━━ Data for this exercise ━━

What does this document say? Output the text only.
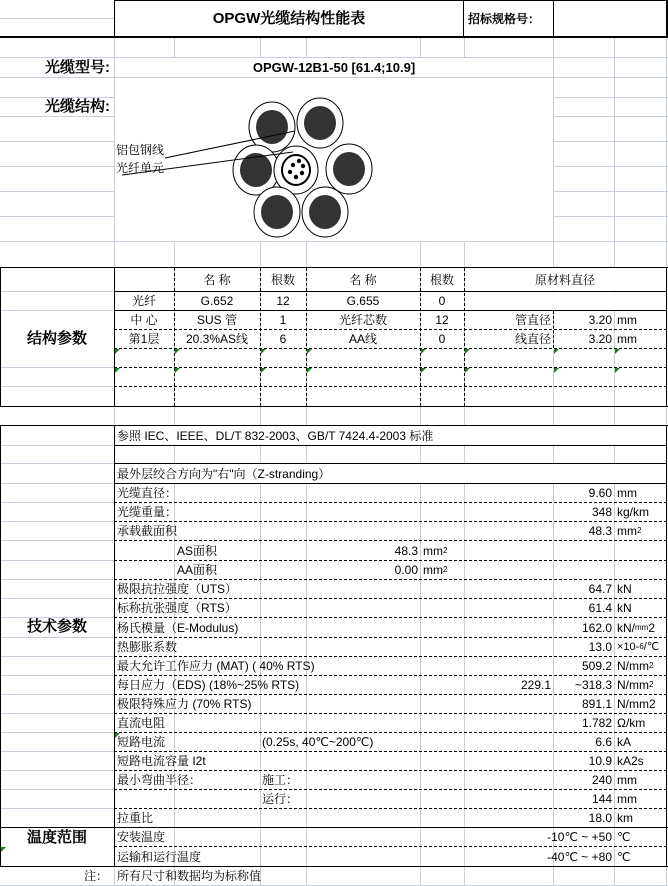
OPGW光缆结构性能表	招标规格号：
光缆型号:	OPGW-12B1-50 [61.4;10.9]
光缆结构:
铝包钢线
光纤单元
结构参数
名 称	根数	名 称	根数	原材料直径
光纤	G.652	12	G.655	0
中 心	SUS 管	1	光纤芯数	12	管直径	3.20 mm
第1层	20.3%AS线	6	AA线	0	线直径	3.20 mm
技术参数
参照 IEC、IEEE、DL/T 832-2003、GB/T 7424.4-2003 标准
最外层绞合方向为"右"向（Z-stranding）
光缆直径：	9.60 mm
光缆重量：	348 kg/km
承载截面积	48.3 mm 2
AS面积	48.3 mm 2
AA面积	0.00 mm 2
极限抗拉强度（UTS）	64.7 kN
标称抗张强度（RTS）	61.4 kN
杨氏模量（E-Modulus)	162.0 kN/ mm 2
热膨胀系数	13.0 ×10- 6 /℃
最大允许工作应力 (MAT) ( 40% RTS)	509.2 N/mm 2
每日应力（EDS) (18%~25% RTS)	229.1	~318.3 N/mm 2
极限特殊应力 (70% RTS)	891.1 N/mm2
直流电阻	1.782 Ω/km
短路电流	(0.25s, 40℃~200℃)	6.6 kA
短路电流容量 I2t	10.9 kA2s
最小弯曲半径：	施工：	240 mm
运行：	144 mm
拉重比	18.0 km
温度范围	安装温度	-10℃ ~ +50 ℃
运输和运行温度	-40℃ ~ +80 ℃
注： 所有尺寸和数据均为标称值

━━━

**Description of the task:**
Quote every record above exactly, leaving out any pictures.

**Expected answer:**
What does this document say? Output the text only.
OPGW光缆结构性能表	招标规格号：
光缆型号:	OPGW-12B1-50 [61.4;10.9]
光缆结构:
铝包钢线
光纤单元
结构参数
名 称	根数	名 称	根数	原材料直径
光纤	G.652	12	G.655	0
中 心	SUS 管	1	光纤芯数	12	管直径	3.20 mm
第1层	20.3%AS线	6	AA线	0	线直径	3.20 mm
技术参数
参照 IEC、IEEE、DL/T 832-2003、GB/T 7424.4-2003 标准
最外层绞合方向为"右"向（Z-stranding）
光缆直径：	9.60 mm
光缆重量：	348 kg/km
承载截面积	48.3 mm 2
AS面积	48.3 mm 2
AA面积	0.00 mm 2
极限抗拉强度（UTS）	64.7 kN
标称抗张强度（RTS）	61.4 kN
杨氏模量（E-Modulus)	162.0 kN/ mm 2
热膨胀系数	13.0 ×10- 6 /℃
最大允许工作应力 (MAT) ( 40% RTS)	509.2 N/mm 2
每日应力（EDS) (18%~25% RTS)	229.1	~318.3 N/mm 2
极限特殊应力 (70% RTS)	891.1 N/mm2
直流电阻	1.782 Ω/km
短路电流	(0.25s, 40℃~200℃)	6.6 kA
短路电流容量 I2t	10.9 kA2s
最小弯曲半径：	施工：	240 mm
运行：	144 mm
拉重比	18.0 km
温度范围	安装温度	-10℃ ~ +50 ℃
运输和运行温度	-40℃ ~ +80 ℃
注： 所有尺寸和数据均为标称值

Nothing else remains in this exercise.